-- BEGIN --

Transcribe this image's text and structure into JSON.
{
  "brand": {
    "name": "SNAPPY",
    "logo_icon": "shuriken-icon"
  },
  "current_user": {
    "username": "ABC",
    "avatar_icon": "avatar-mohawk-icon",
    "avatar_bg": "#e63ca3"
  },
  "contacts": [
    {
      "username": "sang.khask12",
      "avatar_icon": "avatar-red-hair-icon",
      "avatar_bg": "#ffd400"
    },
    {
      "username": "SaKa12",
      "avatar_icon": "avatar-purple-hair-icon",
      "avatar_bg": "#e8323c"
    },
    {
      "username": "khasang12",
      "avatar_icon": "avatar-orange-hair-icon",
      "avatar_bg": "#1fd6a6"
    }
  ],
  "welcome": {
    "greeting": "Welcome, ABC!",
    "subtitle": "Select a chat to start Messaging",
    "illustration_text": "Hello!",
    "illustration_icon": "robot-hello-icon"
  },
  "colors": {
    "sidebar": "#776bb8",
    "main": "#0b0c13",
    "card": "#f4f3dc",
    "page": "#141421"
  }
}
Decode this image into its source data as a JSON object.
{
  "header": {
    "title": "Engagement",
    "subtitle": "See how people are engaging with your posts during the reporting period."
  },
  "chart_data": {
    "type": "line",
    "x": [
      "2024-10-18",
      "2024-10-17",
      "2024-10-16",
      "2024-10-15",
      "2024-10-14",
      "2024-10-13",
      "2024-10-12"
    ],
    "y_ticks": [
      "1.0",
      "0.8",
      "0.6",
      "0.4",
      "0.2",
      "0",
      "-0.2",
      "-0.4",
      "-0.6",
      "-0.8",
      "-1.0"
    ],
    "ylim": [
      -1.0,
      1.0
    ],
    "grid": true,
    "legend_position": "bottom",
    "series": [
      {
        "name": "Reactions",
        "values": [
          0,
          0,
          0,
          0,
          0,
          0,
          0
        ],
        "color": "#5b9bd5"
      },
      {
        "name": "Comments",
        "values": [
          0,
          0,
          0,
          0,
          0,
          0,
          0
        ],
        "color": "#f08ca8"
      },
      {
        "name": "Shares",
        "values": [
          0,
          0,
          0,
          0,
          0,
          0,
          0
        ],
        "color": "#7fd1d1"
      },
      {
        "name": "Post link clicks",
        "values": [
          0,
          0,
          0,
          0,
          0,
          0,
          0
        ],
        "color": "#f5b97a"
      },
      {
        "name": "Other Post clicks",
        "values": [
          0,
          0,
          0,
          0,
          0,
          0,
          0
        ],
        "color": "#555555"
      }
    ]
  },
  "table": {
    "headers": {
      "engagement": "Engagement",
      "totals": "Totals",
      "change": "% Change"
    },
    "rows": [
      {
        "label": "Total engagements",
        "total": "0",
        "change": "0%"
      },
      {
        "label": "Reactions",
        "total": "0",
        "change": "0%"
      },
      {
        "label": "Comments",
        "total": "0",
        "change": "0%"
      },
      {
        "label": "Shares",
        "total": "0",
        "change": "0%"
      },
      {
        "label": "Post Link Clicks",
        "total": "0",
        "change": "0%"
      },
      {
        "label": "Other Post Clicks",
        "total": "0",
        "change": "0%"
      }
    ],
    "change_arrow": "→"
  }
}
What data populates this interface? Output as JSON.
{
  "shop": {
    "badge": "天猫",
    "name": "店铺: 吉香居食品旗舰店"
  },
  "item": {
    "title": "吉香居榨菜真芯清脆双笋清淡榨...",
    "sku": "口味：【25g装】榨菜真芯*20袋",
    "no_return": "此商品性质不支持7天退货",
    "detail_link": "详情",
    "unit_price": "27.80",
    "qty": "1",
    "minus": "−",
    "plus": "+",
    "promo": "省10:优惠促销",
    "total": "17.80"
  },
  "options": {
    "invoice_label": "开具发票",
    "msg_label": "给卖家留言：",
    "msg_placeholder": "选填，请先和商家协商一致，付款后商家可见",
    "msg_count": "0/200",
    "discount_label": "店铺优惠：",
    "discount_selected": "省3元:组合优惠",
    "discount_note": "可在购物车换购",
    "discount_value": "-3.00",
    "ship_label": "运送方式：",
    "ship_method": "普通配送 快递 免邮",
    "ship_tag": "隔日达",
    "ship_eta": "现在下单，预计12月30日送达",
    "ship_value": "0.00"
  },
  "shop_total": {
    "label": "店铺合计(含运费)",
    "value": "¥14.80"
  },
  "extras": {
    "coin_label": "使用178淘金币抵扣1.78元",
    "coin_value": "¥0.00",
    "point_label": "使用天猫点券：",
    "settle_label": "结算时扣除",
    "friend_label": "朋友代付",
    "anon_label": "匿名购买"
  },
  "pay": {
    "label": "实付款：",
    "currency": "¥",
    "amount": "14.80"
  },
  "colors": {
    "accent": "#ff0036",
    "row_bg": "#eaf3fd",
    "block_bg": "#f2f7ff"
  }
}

-- END --

**Exercise description**
Write out the listing once more, matching it exactly.

**Exercise result**
Transcribe this image's text and structure into JSON.
{
  "brand": {
    "name": "SNAPPY",
    "logo_icon": "shuriken-icon"
  },
  "current_user": {
    "username": "ABC",
    "avatar_icon": "avatar-mohawk-icon",
    "avatar_bg": "#e63ca3"
  },
  "contacts": [
    {
      "username": "sang.khask12",
      "avatar_icon": "avatar-red-hair-icon",
      "avatar_bg": "#ffd400"
    },
    {
      "username": "SaKa12",
      "avatar_icon": "avatar-purple-hair-icon",
      "avatar_bg": "#e8323c"
    },
    {
      "username": "khasang12",
      "avatar_icon": "avatar-orange-hair-icon",
      "avatar_bg": "#1fd6a6"
    }
  ],
  "welcome": {
    "greeting": "Welcome, ABC!",
    "subtitle": "Select a chat to start Messaging",
    "illustration_text": "Hello!",
    "illustration_icon": "robot-hello-icon"
  },
  "colors": {
    "sidebar": "#776bb8",
    "main": "#0b0c13",
    "card": "#f4f3dc",
    "page": "#141421"
  }
}
Decode this image into its source data as a JSON object.
{
  "header": {
    "title": "Engagement",
    "subtitle": "See how people are engaging with your posts during the reporting period."
  },
  "chart_data": {
    "type": "line",
    "x": [
      "2024-10-18",
      "2024-10-17",
      "2024-10-16",
      "2024-10-15",
      "2024-10-14",
      "2024-10-13",
      "2024-10-12"
    ],
    "y_ticks": [
      "1.0",
      "0.8",
      "0.6",
      "0.4",
      "0.2",
      "0",
      "-0.2",
      "-0.4",
      "-0.6",
      "-0.8",
      "-1.0"
    ],
    "ylim": [
      -1.0,
      1.0
    ],
    "grid": true,
    "legend_position": "bottom",
    "series": [
      {
        "name": "Reactions",
        "values": [
          0,
          0,
          0,
          0,
          0,
          0,
          0
        ],
        "color": "#5b9bd5"
      },
      {
        "name": "Comments",
        "values": [
          0,
          0,
          0,
          0,
          0,
          0,
          0
        ],
        "color": "#f08ca8"
      },
      {
        "name": "Shares",
        "values": [
          0,
          0,
          0,
          0,
          0,
          0,
          0
        ],
        "color": "#7fd1d1"
      },
      {
        "name": "Post link clicks",
        "values": [
          0,
          0,
          0,
          0,
          0,
          0,
          0
        ],
        "color": "#f5b97a"
      },
      {
        "name": "Other Post clicks",
        "values": [
          0,
          0,
          0,
          0,
          0,
          0,
          0
        ],
        "color": "#555555"
      }
    ]
  },
  "table": {
    "headers": {
      "engagement": "Engagement",
      "totals": "Totals",
      "change": "% Change"
    },
    "rows": [
      {
        "label": "Total engagements",
        "total": "0",
        "change": "0%"
      },
      {
        "label": "Reactions",
        "total": "0",
        "change": "0%"
      },
      {
        "label": "Comments",
        "total": "0",
        "change": "0%"
      },
      {
        "label": "Shares",
        "total": "0",
        "change": "0%"
      },
      {
        "label": "Post Link Clicks",
        "total": "0",
        "change": "0%"
      },
      {
        "label": "Other Post Clicks",
        "total": "0",
        "change": "0%"
      }
    ],
    "change_arrow": "→"
  }
}
What data populates this interface? Output as JSON.
{
  "shop": {
    "badge": "天猫",
    "name": "店铺: 吉香居食品旗舰店"
  },
  "item": {
    "title": "吉香居榨菜真芯清脆双笋清淡榨...",
    "sku": "口味：【25g装】榨菜真芯*20袋",
    "no_return": "此商品性质不支持7天退货",
    "detail_link": "详情",
    "unit_price": "27.80",
    "qty": "1",
    "minus": "−",
    "plus": "+",
    "promo": "省10:优惠促销",
    "total": "17.80"
  },
  "options": {
    "invoice_label": "开具发票",
    "msg_label": "给卖家留言：",
    "msg_placeholder": "选填，请先和商家协商一致，付款后商家可见",
    "msg_count": "0/200",
    "discount_label": "店铺优惠：",
    "discount_selected": "省3元:组合优惠",
    "discount_note": "可在购物车换购",
    "discount_value": "-3.00",
    "ship_label": "运送方式：",
    "ship_method": "普通配送 快递 免邮",
    "ship_tag": "隔日达",
    "ship_eta": "现在下单，预计12月30日送达",
    "ship_value": "0.00"
  },
  "shop_total": {
    "label": "店铺合计(含运费)",
    "value": "¥14.80"
  },
  "extras": {
    "coin_label": "使用178淘金币抵扣1.78元",
    "coin_value": "¥0.00",
    "point_label": "使用天猫点券：",
    "settle_label": "结算时扣除",
    "friend_label": "朋友代付",
    "anon_label": "匿名购买"
  },
  "pay": {
    "label": "实付款：",
    "currency": "¥",
    "amount": "14.80"
  },
  "colors": {
    "accent": "#ff0036",
    "row_bg": "#eaf3fd",
    "block_bg": "#f2f7ff"
  }
}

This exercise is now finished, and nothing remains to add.